**The request:** Pull out each line in the records below that contains the word "structure" and copy it whole.

↓

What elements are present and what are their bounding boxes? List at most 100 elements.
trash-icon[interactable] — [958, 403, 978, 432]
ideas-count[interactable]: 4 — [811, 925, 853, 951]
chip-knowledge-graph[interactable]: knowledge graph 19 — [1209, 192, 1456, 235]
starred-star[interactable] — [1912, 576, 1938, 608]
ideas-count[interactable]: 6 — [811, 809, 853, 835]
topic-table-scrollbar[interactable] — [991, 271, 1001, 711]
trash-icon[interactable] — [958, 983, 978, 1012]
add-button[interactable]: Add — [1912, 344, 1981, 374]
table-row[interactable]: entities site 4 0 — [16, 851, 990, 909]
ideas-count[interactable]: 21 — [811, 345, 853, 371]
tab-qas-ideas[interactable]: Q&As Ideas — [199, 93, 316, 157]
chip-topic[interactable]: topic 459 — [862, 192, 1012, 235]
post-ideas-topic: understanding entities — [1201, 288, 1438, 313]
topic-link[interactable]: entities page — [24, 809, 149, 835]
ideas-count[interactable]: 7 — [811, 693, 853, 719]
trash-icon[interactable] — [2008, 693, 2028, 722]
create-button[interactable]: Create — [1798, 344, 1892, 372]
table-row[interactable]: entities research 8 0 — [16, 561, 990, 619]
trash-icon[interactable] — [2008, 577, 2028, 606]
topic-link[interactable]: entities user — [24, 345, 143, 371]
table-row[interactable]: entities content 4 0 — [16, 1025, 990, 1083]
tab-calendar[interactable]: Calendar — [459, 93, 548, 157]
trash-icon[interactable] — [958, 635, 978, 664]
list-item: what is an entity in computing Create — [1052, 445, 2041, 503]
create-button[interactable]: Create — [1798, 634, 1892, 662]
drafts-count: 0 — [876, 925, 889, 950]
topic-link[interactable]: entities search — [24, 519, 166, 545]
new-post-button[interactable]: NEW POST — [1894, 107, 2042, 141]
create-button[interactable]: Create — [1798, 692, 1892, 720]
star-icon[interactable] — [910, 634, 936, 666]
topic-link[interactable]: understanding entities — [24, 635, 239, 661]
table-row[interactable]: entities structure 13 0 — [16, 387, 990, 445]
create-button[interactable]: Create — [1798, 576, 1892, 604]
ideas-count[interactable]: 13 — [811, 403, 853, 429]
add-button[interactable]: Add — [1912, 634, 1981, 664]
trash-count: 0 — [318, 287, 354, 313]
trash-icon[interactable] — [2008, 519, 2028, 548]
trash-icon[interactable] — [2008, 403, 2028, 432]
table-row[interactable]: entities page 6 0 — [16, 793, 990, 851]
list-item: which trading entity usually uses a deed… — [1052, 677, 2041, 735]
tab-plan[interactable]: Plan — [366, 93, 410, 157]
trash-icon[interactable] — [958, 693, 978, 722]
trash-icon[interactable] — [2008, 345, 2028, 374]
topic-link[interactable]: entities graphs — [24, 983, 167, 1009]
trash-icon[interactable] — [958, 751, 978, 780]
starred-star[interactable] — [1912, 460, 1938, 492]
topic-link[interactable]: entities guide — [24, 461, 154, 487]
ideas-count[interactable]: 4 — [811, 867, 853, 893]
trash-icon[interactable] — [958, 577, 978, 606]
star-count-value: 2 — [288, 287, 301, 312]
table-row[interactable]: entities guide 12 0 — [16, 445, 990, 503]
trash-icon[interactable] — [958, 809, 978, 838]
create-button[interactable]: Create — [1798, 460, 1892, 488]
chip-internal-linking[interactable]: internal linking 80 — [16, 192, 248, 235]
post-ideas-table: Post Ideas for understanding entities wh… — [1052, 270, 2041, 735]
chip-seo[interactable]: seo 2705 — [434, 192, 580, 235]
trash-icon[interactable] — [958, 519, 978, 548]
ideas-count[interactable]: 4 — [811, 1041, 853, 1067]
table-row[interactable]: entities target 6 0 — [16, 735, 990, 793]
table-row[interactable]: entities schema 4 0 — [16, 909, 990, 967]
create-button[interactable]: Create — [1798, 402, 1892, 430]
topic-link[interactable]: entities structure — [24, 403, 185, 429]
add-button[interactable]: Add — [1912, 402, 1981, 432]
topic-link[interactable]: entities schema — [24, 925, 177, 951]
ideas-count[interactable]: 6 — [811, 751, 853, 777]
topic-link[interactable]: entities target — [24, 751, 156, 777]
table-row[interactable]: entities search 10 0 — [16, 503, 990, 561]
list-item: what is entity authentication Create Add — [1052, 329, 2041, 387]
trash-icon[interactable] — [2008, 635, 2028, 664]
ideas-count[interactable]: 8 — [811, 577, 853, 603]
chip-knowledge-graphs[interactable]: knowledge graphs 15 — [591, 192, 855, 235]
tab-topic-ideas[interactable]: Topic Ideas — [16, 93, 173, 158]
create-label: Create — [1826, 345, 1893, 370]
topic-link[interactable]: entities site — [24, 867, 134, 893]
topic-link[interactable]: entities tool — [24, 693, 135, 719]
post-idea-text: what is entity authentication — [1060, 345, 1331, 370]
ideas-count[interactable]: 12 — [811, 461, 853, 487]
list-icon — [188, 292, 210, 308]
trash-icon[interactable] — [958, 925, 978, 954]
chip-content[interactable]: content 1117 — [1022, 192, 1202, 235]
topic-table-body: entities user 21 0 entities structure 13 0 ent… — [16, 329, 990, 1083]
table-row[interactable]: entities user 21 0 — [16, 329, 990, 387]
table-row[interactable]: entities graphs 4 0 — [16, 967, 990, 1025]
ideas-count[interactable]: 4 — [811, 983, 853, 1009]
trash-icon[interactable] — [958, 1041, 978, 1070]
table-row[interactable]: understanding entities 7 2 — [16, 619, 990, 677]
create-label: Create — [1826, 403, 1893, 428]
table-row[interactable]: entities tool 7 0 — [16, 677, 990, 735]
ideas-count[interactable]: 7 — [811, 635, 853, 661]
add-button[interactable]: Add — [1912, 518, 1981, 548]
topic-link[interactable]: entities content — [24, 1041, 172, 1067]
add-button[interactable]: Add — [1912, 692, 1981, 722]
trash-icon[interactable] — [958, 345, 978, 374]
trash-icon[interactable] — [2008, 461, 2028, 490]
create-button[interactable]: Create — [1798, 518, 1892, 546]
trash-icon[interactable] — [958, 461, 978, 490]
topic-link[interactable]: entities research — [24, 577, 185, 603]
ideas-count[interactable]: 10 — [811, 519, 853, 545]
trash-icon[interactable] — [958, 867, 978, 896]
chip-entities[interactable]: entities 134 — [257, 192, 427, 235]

↑

**Exercise response:**
table-row[interactable]: entities structure 13 0 — [16, 387, 990, 445]
topic-link[interactable]: entities structure — [24, 403, 185, 429]
topic-table-body: entities user 21 0 entities structure 13 0 ent… — [16, 329, 990, 1083]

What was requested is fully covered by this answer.